Task objective — Reproduce the data verbatim, starting with its first line and ending with the line that contains "climatic-color-ramp <box>514 568", both included.
------ Dataset extract ------
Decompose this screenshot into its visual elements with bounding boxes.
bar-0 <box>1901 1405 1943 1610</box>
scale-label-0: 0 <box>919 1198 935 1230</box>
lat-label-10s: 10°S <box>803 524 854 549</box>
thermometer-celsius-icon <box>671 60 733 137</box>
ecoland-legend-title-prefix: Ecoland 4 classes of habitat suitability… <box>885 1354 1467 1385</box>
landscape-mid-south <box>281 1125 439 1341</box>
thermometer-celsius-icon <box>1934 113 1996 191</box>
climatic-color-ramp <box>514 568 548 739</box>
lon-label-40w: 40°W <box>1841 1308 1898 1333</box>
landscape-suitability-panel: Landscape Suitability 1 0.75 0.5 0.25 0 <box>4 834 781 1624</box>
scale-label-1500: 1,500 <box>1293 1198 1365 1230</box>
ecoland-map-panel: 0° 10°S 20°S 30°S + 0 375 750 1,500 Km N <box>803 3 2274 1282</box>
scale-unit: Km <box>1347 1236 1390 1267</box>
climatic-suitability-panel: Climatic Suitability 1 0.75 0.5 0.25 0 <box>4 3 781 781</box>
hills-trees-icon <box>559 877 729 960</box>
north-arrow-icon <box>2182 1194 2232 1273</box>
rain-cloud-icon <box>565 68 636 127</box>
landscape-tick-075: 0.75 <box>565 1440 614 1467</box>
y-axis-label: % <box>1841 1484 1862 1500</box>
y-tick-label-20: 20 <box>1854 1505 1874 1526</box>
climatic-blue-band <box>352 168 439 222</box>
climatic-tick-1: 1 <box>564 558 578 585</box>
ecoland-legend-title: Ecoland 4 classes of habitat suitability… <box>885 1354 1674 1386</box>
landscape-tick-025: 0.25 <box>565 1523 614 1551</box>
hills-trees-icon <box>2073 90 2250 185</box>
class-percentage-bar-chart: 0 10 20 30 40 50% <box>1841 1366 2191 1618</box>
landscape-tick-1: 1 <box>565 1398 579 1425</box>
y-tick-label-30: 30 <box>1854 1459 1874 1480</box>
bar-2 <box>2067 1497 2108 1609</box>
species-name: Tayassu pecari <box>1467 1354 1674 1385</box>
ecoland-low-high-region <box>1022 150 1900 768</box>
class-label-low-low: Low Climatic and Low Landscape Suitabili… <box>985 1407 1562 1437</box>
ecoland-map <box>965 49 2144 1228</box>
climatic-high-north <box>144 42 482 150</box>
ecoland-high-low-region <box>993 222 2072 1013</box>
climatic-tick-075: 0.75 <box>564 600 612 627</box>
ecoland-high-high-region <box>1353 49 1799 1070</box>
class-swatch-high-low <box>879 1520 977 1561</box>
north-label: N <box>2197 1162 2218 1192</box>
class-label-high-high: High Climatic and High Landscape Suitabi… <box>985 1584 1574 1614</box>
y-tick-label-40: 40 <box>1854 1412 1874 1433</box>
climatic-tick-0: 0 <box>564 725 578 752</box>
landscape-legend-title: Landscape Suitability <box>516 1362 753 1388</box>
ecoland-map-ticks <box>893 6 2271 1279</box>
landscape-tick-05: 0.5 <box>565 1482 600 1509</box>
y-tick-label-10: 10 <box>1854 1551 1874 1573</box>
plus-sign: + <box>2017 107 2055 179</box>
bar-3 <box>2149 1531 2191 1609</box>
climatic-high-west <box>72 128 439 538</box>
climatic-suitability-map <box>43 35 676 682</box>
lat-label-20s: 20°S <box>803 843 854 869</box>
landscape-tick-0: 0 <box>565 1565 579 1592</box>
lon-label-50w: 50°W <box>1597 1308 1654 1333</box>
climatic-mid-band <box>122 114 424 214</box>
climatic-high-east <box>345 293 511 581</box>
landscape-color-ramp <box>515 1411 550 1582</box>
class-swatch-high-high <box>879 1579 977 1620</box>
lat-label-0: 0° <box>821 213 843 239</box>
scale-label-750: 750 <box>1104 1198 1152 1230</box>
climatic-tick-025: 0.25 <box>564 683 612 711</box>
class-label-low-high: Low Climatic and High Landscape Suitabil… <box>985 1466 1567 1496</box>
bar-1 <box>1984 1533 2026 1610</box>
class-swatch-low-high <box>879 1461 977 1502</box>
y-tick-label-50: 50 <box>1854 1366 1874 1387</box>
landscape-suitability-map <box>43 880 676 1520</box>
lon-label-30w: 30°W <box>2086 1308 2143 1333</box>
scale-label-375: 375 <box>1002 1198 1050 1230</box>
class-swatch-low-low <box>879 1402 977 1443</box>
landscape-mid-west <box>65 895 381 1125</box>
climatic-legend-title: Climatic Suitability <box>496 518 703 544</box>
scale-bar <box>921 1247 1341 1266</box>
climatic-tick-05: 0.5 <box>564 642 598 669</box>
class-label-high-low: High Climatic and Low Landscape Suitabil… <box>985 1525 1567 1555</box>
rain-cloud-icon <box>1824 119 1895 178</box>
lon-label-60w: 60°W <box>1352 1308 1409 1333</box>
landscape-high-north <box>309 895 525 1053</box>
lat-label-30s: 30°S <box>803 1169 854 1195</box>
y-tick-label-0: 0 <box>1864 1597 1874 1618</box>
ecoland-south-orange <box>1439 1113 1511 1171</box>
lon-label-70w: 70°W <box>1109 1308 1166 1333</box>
------
The response —
Decompose this screenshot into its visual elements with bounding boxes.
bar-0 <box>1901 1405 1943 1610</box>
scale-label-0: 0 <box>919 1198 935 1230</box>
lat-label-10s: 10°S <box>803 524 854 549</box>
thermometer-celsius-icon <box>671 60 733 137</box>
ecoland-legend-title-prefix: Ecoland 4 classes of habitat suitability… <box>885 1354 1467 1385</box>
landscape-mid-south <box>281 1125 439 1341</box>
thermometer-celsius-icon <box>1934 113 1996 191</box>
climatic-color-ramp <box>514 568 548 739</box>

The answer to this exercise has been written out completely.